### Quoted passage
☆ ☆ ☆ ☆ ☆ ☆ ☆

This is a provision which I believe has worked most successfully in Australia. It is another way of handling a problem which my noble friends and I were concerned about on the first day of the Committee stage of this Bill, when we did not get much change out of the Minister, although in his usual charming way he said that he would look at our proposals. If he could undertake that the Board of Trade would use the extended powers which we want to confer upon them to deal with this matter, on the lines of the noble and learned Lord's Amendment, that would no doubt meet the case; but, undoubtedly, here is a really valuable provision which might be of great use to all the consumers whom the Government and we on these Benches wish to protect by this legislation.


I mean no disrespect to the noble and learned Lord when I point out that this is a starred Amendment and that we have not really had any opportunity to consider it in detail; nor was I aware that he had culled these exact words, as I understood him to say, from Australian legislation. There is, of course, a considerable advantage in prescribing that whatever type face is used should be legible and should be large enough to be readable, although there is the contrary difficulty that you may need so much bulk that you might hide in the bulk of paper involved. There are certain minor points which we should like to look at in this proposal, and we are also a little doubtful about how we would enforce such a provision. But, having said that, I shall be glad to look at this Amendment between now and the Report stage.

☆ ☆ ☆ ☆ ☆ ☆ ☆

### Stored records
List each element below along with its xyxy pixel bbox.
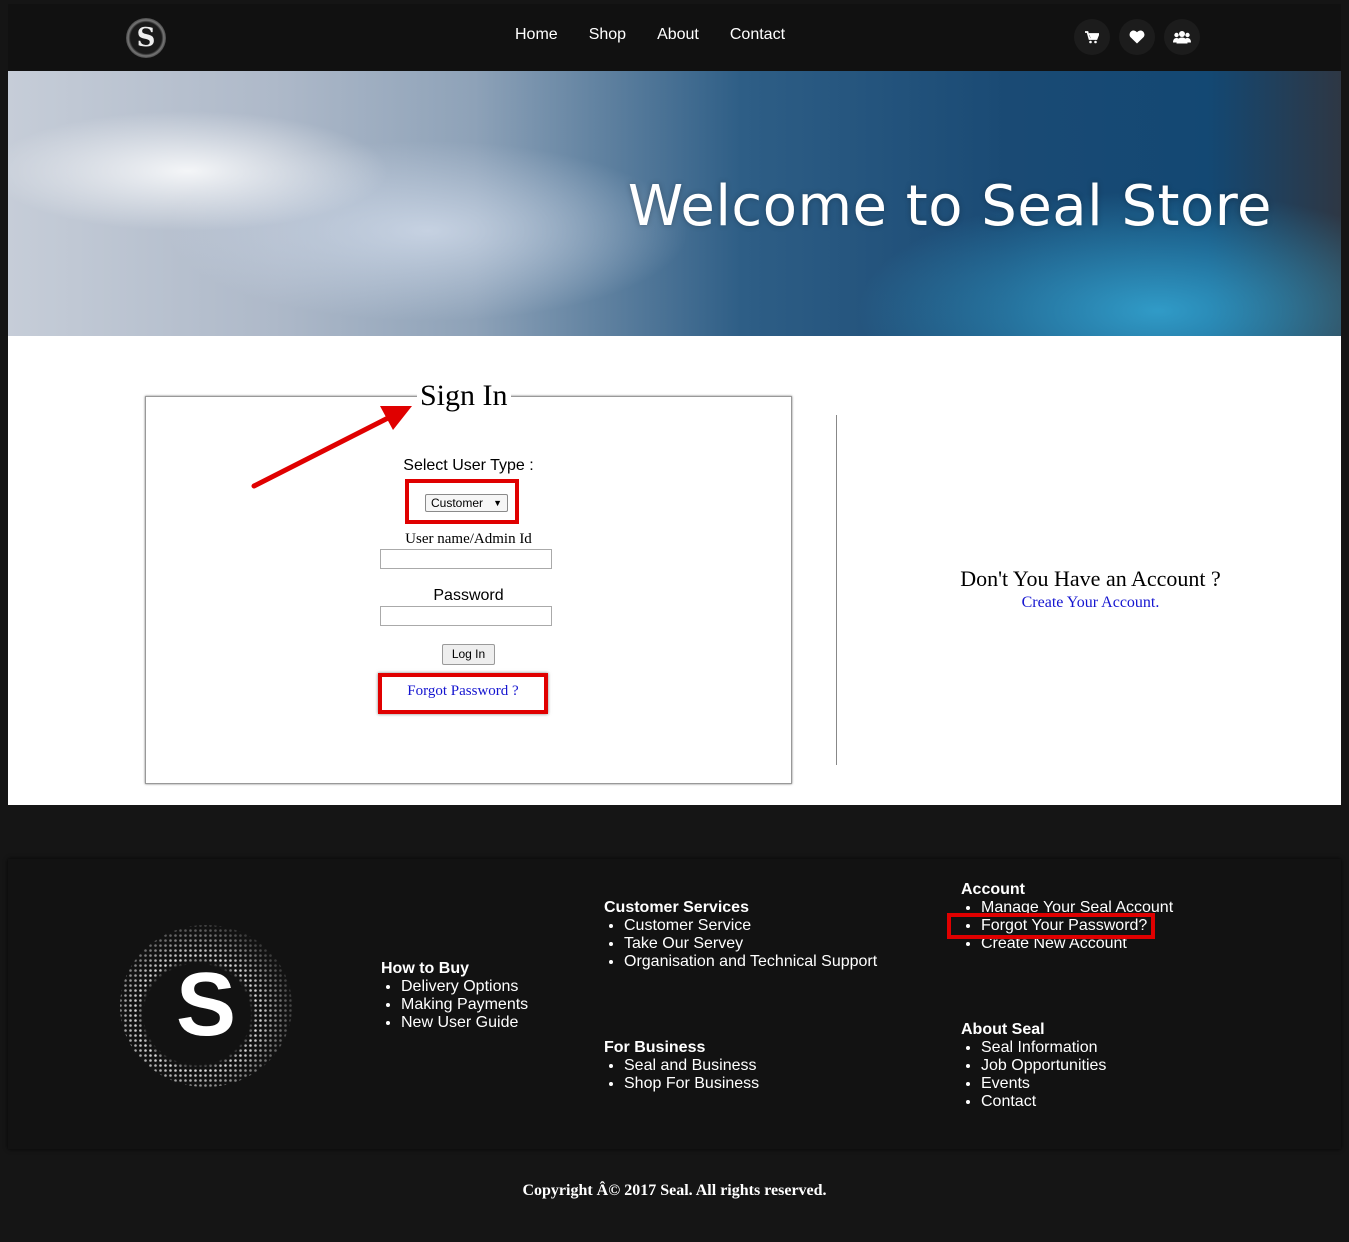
create-account-link[interactable]: Create Your Account. bbox=[908, 594, 1273, 612]
hero-banner: Welcome to Seal Store bbox=[8, 71, 1341, 336]
footer-how-to-buy: How to Buy Delivery Options Making Payme… bbox=[381, 960, 528, 1032]
nav-links: Home Shop About Contact bbox=[515, 26, 816, 44]
footer: S How to Buy Delivery Options Making Pay… bbox=[8, 859, 1341, 1149]
nav-contact-link[interactable]: Contact bbox=[730, 26, 785, 44]
annotation-highlight-box bbox=[947, 913, 1155, 939]
vertical-divider bbox=[836, 415, 837, 765]
signin-legend: Sign In bbox=[417, 379, 511, 413]
forgot-password-link[interactable]: Forgot Password ? bbox=[382, 683, 544, 700]
nav-shop-link[interactable]: Shop bbox=[589, 26, 626, 44]
footer-link[interactable]: Events bbox=[981, 1075, 1106, 1093]
password-label: Password bbox=[433, 587, 504, 604]
footer-link[interactable]: Shop For Business bbox=[624, 1075, 759, 1093]
password-input[interactable] bbox=[380, 606, 552, 626]
top-navbar: S Home Shop About Contact bbox=[8, 4, 1341, 71]
footer-heading: How to Buy bbox=[381, 960, 469, 977]
footer-heading: Customer Services bbox=[604, 899, 749, 916]
footer-link[interactable]: Organisation and Technical Support bbox=[624, 953, 877, 971]
footer-link[interactable]: New User Guide bbox=[401, 1014, 528, 1032]
nav-icon-group bbox=[1074, 19, 1200, 55]
register-prompt: Don't You Have an Account ? Create Your … bbox=[908, 566, 1273, 612]
signin-fieldset: Sign In Select User Type : Customer ▼ Us… bbox=[145, 379, 792, 784]
footer-link[interactable]: Seal Information bbox=[981, 1039, 1106, 1057]
footer-link[interactable]: Customer Service bbox=[624, 917, 877, 935]
seal-logo[interactable]: S bbox=[126, 18, 166, 58]
seal-footer-logo: S bbox=[120, 925, 292, 1087]
footer-customer-services: Customer Services Customer Service Take … bbox=[604, 899, 877, 971]
footer-link[interactable]: Job Opportunities bbox=[981, 1057, 1106, 1075]
login-button[interactable]: Log In bbox=[442, 644, 495, 665]
cart-icon[interactable] bbox=[1074, 19, 1110, 55]
footer-heading: Account bbox=[961, 881, 1025, 898]
footer-heading: About Seal bbox=[961, 1021, 1045, 1038]
users-icon[interactable] bbox=[1164, 19, 1200, 55]
heart-icon[interactable] bbox=[1119, 19, 1155, 55]
no-account-question: Don't You Have an Account ? bbox=[960, 566, 1221, 591]
user-type-label: Select User Type : bbox=[403, 457, 534, 474]
hero-title: Welcome to Seal Store bbox=[627, 174, 1272, 239]
annotation-highlight-box: Forgot Password ? bbox=[378, 673, 548, 714]
nav-home-link[interactable]: Home bbox=[515, 26, 558, 44]
nav-about-link[interactable]: About bbox=[657, 26, 699, 44]
footer-link[interactable]: Contact bbox=[981, 1093, 1106, 1111]
footer-about-seal: About Seal Seal Information Job Opportun… bbox=[961, 1021, 1106, 1111]
username-label: User name/Admin Id bbox=[405, 531, 532, 547]
footer-heading: For Business bbox=[604, 1039, 706, 1056]
annotation-arrow-icon bbox=[251, 406, 412, 489]
footer-link[interactable]: Take Our Servey bbox=[624, 935, 877, 953]
user-type-select[interactable]: Customer ▼ bbox=[425, 494, 508, 512]
footer-link[interactable]: Making Payments bbox=[401, 996, 528, 1014]
footer-for-business: For Business Seal and Business Shop For … bbox=[604, 1039, 759, 1093]
footer-link[interactable]: Delivery Options bbox=[401, 978, 528, 996]
main-content: Sign In Select User Type : Customer ▼ Us… bbox=[8, 336, 1341, 805]
footer-logo-letter: S bbox=[176, 955, 236, 1055]
footer-link[interactable]: Seal and Business bbox=[624, 1057, 759, 1075]
copyright-text: Copyright Â© 2017 Seal. All rights reser… bbox=[522, 1182, 827, 1199]
dropdown-arrow-icon: ▼ bbox=[493, 498, 502, 508]
username-input[interactable] bbox=[380, 549, 552, 569]
user-type-selected-value: Customer bbox=[431, 496, 484, 510]
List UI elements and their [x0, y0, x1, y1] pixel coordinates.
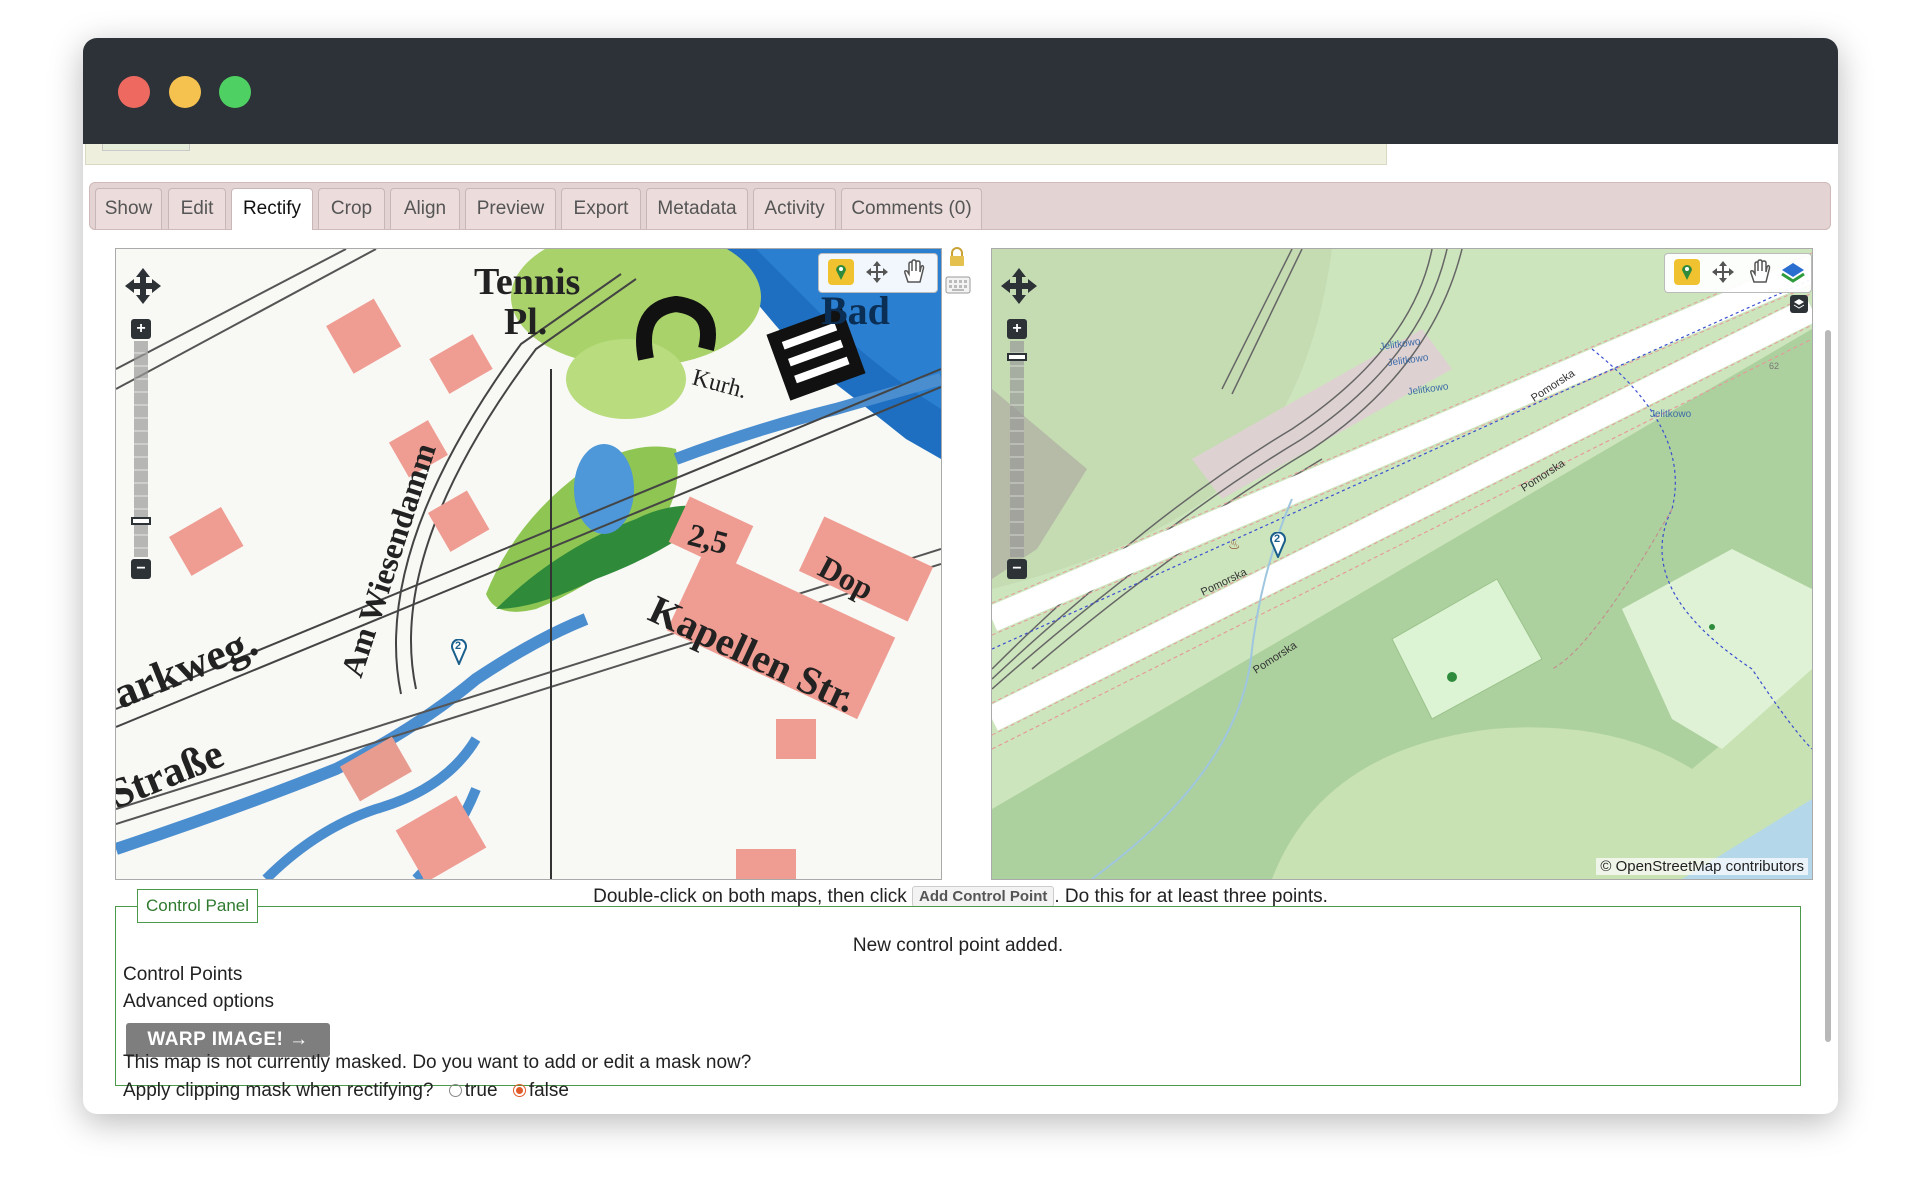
status-message: New control point added. — [852, 935, 1064, 956]
svg-text:♨: ♨ — [1228, 537, 1241, 553]
move-icon[interactable] — [1709, 258, 1737, 286]
radio-false[interactable] — [512, 1084, 526, 1098]
marker-label: 2 — [455, 640, 462, 652]
instructions-before: Double-click on both maps, then click — [593, 886, 907, 907]
clip-mask-row: Apply clipping mask when rectifying? tru… — [123, 1080, 569, 1102]
browser-window: Show Edit Rectify Crop Align Preview Exp… — [83, 38, 1838, 1114]
page-scrollbar[interactable] — [1825, 330, 1831, 1042]
radio-true[interactable] — [448, 1084, 462, 1098]
left-map-tools — [818, 253, 938, 293]
control-panel: Control Panel New control point added. C… — [115, 889, 1801, 1101]
pan-control-icon-osm[interactable] — [1000, 267, 1038, 305]
tab-align[interactable]: Align — [390, 188, 460, 229]
tab-bar: Show Edit Rectify Crop Align Preview Exp… — [89, 182, 1831, 230]
label-bad: Bad — [821, 288, 890, 333]
zoom-out-button-osm[interactable]: − — [1007, 559, 1027, 579]
zoom-handle-osm[interactable] — [1007, 353, 1027, 361]
osm-map-image: Jelitkowo Jelitkowo Jelitkowo Jelitkowo … — [992, 249, 1812, 879]
tab-metadata[interactable]: Metadata — [646, 188, 748, 229]
layers-icon[interactable] — [1779, 258, 1807, 286]
tab-preview[interactable]: Preview — [465, 188, 556, 229]
keyboard-icon[interactable] — [945, 276, 971, 294]
tab-export[interactable]: Export — [561, 188, 641, 229]
zoom-out-button[interactable]: − — [131, 559, 151, 579]
close-window-button[interactable] — [118, 76, 150, 108]
window-titlebar — [83, 38, 1838, 144]
scanned-map-image: Tennis Pl. Bad Am Wiesendamm Kurh. 2,5 D… — [116, 249, 941, 879]
rectify-instructions: Double-click on both maps, then click Ad… — [83, 886, 1838, 908]
zoom-handle[interactable] — [131, 517, 151, 525]
tab-crop[interactable]: Crop — [318, 188, 385, 229]
layer-switcher-icon[interactable] — [1790, 295, 1808, 313]
pan-hand-icon[interactable] — [899, 258, 927, 286]
radio-true-label[interactable]: true — [465, 1080, 498, 1101]
control-point-marker-osm[interactable]: 2 — [1270, 531, 1286, 560]
add-control-point-button[interactable]: Add Control Point — [912, 886, 1055, 908]
reference-map-viewer[interactable]: Jelitkowo Jelitkowo Jelitkowo Jelitkowo … — [991, 248, 1813, 880]
right-map-tools — [1664, 253, 1812, 293]
label-62: 62 — [1769, 361, 1779, 371]
advanced-options-link[interactable]: Advanced options — [123, 991, 274, 1013]
control-panel-legend[interactable]: Control Panel — [137, 889, 259, 923]
zoom-in-button[interactable]: + — [131, 319, 151, 339]
map-attribution: © OpenStreetMap contributors — [1596, 858, 1808, 875]
pan-control-icon[interactable] — [124, 267, 162, 305]
source-map-viewer[interactable]: Tennis Pl. Bad Am Wiesendamm Kurh. 2,5 D… — [115, 248, 942, 880]
label-pl: Pl. — [504, 301, 547, 343]
instructions-after: . Do this for at least three points. — [1054, 886, 1328, 907]
map-header-strip — [85, 144, 1387, 165]
tab-edit[interactable]: Edit — [168, 188, 226, 229]
control-points-link[interactable]: Control Points — [123, 964, 242, 986]
zoom-control[interactable]: + − — [131, 319, 153, 579]
radio-false-label[interactable]: false — [529, 1080, 569, 1101]
tab-rectify[interactable]: Rectify — [231, 188, 313, 230]
maximize-window-button[interactable] — [219, 76, 251, 108]
map-thumbnail[interactable] — [102, 144, 190, 151]
pan-hand-icon[interactable] — [1745, 258, 1773, 286]
control-point-marker[interactable]: 2 — [451, 638, 467, 667]
label-tennis: Tennis — [474, 261, 580, 303]
zoom-track-osm[interactable] — [1010, 341, 1024, 557]
lock-icon[interactable] — [946, 247, 968, 267]
place-point-icon[interactable] — [827, 258, 855, 286]
tab-activity[interactable]: Activity — [753, 188, 836, 229]
zoom-in-button-osm[interactable]: + — [1007, 319, 1027, 339]
marker-label-osm: 2 — [1274, 533, 1281, 545]
zoom-control-osm[interactable]: + − — [1007, 319, 1029, 579]
mask-note: This map is not currently masked. Do you… — [123, 1052, 752, 1073]
clip-question: Apply clipping mask when rectifying? — [123, 1080, 434, 1101]
minimize-window-button[interactable] — [169, 76, 201, 108]
label-jelitkowo-4: Jelitkowo — [1650, 409, 1692, 420]
tab-comments[interactable]: Comments (0) — [841, 188, 982, 229]
place-point-icon[interactable] — [1673, 258, 1701, 286]
tab-show[interactable]: Show — [95, 188, 162, 229]
move-icon[interactable] — [863, 258, 891, 286]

☆ ☆ ☆ ☆ ☆ ☆ ☆

### Goals
- A) Answer these questions about the parliamentary debate on the type-face Amendment:
(i) In which country does the first speaker say the provision has worked most successfully?
(ii) On which day of the Committee stage were the first speaker and noble friends concerned about the problem?
(iii) Before which stage does the second speaker promise to look at the Amendment?
- B) Carry on the parliamentary debate on the type-face Amendment from the point where it stops.

### Answers to the exercises
- A)
(i) Australia
(ii) The first day
(iii) The Report stage

- B)
Would the noble Lord be fortified in that resolve if I reminded him of, or drew his attention to, the fact that as far back as 1909 the then Member of Parliament for King's Lynn, Mr. Gibson Bowles, raised the question of the small type for conditions in insurance policies?


I am greatly obliged to the Minister in charge of the Bill for promising to look into this matter. I realise that it is only within the last 24 hours that the Amendment has been put down, and I could hardly expect him to do more. I beg leave to withdraw the Amendment.

Amendment, by leave, withdrawn.

Clause 20 [Extension of principal Act to Scotland]:


This is a drafting Amendment. I beg to move.

Amendment moved— Page 20, line 17, leave out ("19(6)") and insert ("19(7)").—(Lord Drumalbvn.)

On Question, Amendment agreed to.

Clause 20, as amended, agreed to.

Clause 21 [Extension to Scotland of provisions of Part I]:

9.4 p.m.


This Amendment looks rather formidable, but it is in fact an Amendment consequential upon the earlier Amendment No. 46 to Clause 13(7), and it is concerned solely with the application of Clause 13(7) to Scotland. I beg to move.

Amendment moved—

Page 21, line 15, at end insert— ("(v) in subsection (7), for the words 'by an application for the issue of a warrant of delivery' there shall be substituted the words 'by an application for the grant of a warrant to officers of court to search such premises in the occupation of that person as may be specified in the warrant and to take possession of the goods or any of them which may be found in such premises'; and at the end of the said subsection there shall be added the words 'Any warrant granted in pursuance of an application under this subsection shall be deemed to include authority to open, if need be, shut and lock-fast places for the purpose of carrying the warrant into lawful execution'.").—(Lord Drumalbyn.)

On Question, Amendment agreed to.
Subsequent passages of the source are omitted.